## TO BE DONE
Gather every line of the entries that includes the word "Tenant".
>> START SUPPLIED RECORDS
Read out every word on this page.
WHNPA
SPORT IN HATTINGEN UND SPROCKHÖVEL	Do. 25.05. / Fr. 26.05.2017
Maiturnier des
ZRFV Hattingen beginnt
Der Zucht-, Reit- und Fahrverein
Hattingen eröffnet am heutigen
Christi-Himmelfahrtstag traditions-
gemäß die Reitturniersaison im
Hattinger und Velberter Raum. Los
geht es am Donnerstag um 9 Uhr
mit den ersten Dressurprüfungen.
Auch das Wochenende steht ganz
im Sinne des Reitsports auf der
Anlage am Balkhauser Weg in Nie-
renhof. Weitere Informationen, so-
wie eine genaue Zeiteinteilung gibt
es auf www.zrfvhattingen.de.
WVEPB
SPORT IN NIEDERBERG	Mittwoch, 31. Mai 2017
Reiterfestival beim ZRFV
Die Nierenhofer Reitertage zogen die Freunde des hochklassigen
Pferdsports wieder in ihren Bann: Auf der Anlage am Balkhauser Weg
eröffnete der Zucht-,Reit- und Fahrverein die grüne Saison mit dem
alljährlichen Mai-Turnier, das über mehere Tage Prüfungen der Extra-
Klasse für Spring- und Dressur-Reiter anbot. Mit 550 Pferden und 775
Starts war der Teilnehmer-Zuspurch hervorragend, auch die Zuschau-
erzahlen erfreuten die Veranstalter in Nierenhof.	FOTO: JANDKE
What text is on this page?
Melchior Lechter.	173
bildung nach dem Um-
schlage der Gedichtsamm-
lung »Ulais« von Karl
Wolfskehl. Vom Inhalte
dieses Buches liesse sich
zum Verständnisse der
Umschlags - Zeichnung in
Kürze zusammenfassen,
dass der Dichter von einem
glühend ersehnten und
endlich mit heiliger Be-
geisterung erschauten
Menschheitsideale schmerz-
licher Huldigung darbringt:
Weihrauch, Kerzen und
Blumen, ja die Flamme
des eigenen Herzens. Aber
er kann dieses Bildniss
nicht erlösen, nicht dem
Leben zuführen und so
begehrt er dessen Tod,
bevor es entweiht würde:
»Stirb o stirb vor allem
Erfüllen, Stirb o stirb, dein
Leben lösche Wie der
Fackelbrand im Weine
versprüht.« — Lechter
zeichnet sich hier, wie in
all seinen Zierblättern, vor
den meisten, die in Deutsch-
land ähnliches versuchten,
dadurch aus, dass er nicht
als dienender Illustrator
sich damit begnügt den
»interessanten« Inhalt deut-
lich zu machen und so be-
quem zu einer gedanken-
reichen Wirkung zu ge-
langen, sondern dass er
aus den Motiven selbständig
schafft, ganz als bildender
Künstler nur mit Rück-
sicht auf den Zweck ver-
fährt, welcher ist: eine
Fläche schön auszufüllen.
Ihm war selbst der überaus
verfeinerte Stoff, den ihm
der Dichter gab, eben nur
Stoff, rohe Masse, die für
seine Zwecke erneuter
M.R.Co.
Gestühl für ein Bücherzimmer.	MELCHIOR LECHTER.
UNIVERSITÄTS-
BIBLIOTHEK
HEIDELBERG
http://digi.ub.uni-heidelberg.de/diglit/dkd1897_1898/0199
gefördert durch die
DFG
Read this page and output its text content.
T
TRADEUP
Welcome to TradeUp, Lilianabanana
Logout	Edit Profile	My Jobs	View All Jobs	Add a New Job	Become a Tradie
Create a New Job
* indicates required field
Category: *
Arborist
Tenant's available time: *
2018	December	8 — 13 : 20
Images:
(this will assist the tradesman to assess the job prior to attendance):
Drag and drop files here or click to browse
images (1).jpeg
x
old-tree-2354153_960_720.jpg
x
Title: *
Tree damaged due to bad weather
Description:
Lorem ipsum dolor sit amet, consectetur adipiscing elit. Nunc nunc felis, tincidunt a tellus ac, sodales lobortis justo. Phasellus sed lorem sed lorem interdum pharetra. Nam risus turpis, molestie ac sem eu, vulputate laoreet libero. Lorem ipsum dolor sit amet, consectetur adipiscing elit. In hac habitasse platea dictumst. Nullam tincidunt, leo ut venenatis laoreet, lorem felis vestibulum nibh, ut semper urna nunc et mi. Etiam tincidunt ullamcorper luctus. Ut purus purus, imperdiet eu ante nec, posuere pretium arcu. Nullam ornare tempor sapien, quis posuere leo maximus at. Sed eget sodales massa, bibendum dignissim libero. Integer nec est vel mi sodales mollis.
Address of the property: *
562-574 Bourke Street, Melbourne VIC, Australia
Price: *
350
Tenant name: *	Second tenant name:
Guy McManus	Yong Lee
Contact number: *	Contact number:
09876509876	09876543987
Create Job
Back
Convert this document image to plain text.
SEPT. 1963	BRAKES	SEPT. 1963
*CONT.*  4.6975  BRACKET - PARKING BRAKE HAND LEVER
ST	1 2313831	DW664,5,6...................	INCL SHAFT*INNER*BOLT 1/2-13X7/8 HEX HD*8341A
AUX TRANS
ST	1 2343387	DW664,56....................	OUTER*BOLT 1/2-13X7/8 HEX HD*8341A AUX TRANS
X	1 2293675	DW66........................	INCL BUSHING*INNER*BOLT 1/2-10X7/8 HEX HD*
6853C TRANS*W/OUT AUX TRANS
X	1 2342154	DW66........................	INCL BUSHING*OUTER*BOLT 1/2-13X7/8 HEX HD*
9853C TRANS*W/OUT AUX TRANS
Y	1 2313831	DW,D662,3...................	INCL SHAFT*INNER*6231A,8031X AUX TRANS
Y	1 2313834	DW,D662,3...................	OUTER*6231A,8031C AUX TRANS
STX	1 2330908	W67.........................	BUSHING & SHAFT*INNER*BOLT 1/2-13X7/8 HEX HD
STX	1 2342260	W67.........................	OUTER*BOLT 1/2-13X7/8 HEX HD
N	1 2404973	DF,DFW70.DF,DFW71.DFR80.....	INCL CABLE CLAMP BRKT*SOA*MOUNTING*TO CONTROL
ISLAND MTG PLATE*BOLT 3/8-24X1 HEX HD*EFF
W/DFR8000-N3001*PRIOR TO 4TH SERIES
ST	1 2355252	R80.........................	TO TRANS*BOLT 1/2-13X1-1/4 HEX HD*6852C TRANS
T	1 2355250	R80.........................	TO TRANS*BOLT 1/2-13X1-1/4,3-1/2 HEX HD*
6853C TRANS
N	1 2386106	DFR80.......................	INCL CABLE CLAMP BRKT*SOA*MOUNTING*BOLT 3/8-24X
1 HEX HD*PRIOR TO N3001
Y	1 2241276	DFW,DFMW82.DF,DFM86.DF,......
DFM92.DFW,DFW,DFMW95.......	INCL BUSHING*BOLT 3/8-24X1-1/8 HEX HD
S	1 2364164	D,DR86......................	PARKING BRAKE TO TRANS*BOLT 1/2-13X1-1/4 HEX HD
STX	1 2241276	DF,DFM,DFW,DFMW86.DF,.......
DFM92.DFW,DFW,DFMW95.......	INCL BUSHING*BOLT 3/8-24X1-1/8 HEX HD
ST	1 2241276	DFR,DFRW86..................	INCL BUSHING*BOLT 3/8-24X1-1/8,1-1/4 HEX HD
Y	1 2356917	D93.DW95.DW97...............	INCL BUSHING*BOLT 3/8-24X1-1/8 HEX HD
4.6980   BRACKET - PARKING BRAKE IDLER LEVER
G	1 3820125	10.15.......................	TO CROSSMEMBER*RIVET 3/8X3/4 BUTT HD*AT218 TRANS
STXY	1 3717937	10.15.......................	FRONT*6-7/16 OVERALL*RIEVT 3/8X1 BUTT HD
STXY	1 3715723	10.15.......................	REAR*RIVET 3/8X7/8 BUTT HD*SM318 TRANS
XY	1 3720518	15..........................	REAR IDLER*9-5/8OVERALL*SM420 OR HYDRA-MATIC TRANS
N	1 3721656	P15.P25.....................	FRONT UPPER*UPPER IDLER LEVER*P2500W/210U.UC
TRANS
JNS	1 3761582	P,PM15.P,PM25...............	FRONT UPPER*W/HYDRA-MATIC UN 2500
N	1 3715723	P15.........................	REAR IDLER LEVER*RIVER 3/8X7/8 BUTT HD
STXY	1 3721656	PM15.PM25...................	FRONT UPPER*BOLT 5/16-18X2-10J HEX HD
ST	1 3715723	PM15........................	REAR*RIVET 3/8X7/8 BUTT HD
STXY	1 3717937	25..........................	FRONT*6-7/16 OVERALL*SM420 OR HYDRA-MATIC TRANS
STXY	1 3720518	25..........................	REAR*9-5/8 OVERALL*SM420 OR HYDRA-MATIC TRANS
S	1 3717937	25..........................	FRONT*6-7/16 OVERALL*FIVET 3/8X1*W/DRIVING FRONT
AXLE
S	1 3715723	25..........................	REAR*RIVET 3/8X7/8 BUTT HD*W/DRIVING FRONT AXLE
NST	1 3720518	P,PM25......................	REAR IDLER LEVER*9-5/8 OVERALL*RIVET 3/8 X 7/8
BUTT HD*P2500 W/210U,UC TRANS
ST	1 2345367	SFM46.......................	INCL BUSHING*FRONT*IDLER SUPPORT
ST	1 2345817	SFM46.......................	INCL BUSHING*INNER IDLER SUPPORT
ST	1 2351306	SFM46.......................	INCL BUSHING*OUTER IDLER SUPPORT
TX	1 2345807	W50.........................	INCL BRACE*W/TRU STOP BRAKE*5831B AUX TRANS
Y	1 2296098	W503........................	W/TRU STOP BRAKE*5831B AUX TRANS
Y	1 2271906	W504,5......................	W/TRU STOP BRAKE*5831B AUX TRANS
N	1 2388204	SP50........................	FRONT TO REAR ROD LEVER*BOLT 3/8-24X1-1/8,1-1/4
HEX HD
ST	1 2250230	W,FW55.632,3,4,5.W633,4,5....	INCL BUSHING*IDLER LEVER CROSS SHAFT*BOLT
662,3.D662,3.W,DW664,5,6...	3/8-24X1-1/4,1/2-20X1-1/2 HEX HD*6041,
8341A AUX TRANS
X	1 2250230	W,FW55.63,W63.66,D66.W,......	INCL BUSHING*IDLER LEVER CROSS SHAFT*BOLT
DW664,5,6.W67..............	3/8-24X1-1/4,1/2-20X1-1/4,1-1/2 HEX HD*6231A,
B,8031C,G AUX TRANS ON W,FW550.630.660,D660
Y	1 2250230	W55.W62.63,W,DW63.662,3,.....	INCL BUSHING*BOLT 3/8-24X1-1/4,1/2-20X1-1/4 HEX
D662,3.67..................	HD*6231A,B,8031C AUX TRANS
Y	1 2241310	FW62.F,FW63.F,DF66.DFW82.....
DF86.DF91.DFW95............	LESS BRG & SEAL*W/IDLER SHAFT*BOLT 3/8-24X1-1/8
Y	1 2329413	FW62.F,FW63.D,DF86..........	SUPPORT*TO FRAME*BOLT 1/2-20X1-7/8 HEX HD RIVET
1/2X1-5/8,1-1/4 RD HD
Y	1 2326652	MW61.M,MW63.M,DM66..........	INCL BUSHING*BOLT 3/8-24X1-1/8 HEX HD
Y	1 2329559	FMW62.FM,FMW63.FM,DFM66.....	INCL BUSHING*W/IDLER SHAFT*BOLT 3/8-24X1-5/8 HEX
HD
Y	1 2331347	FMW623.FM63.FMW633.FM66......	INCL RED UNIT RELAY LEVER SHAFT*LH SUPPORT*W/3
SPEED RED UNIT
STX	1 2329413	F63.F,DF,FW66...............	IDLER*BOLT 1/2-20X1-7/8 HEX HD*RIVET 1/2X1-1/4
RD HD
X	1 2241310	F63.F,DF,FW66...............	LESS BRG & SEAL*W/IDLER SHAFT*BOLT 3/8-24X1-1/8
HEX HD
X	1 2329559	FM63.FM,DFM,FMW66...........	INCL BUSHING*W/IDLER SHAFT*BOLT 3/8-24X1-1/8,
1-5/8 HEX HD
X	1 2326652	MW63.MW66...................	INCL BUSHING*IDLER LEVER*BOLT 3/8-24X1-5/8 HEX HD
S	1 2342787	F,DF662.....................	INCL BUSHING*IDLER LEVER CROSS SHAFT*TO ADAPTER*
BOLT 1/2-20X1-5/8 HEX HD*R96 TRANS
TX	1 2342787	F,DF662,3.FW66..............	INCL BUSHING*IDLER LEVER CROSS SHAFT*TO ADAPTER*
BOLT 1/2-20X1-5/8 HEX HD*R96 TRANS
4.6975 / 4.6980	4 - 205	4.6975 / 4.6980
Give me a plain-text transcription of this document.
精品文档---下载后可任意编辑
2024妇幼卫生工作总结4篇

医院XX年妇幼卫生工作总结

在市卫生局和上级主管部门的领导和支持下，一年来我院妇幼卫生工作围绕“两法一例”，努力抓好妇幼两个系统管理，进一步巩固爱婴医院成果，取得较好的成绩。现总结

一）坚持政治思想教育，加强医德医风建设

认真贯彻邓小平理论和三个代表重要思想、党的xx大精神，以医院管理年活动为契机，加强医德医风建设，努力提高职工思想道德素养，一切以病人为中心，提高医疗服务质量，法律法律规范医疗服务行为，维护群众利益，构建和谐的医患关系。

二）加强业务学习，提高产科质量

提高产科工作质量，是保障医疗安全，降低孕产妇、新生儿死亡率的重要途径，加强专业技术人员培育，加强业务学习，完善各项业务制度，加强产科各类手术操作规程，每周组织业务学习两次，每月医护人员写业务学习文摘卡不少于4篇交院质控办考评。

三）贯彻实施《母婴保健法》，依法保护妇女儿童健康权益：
>> END SUPPLIED RECORDS
## REPLY
Tenant's available time: *
Tenant name: *	Second tenant name:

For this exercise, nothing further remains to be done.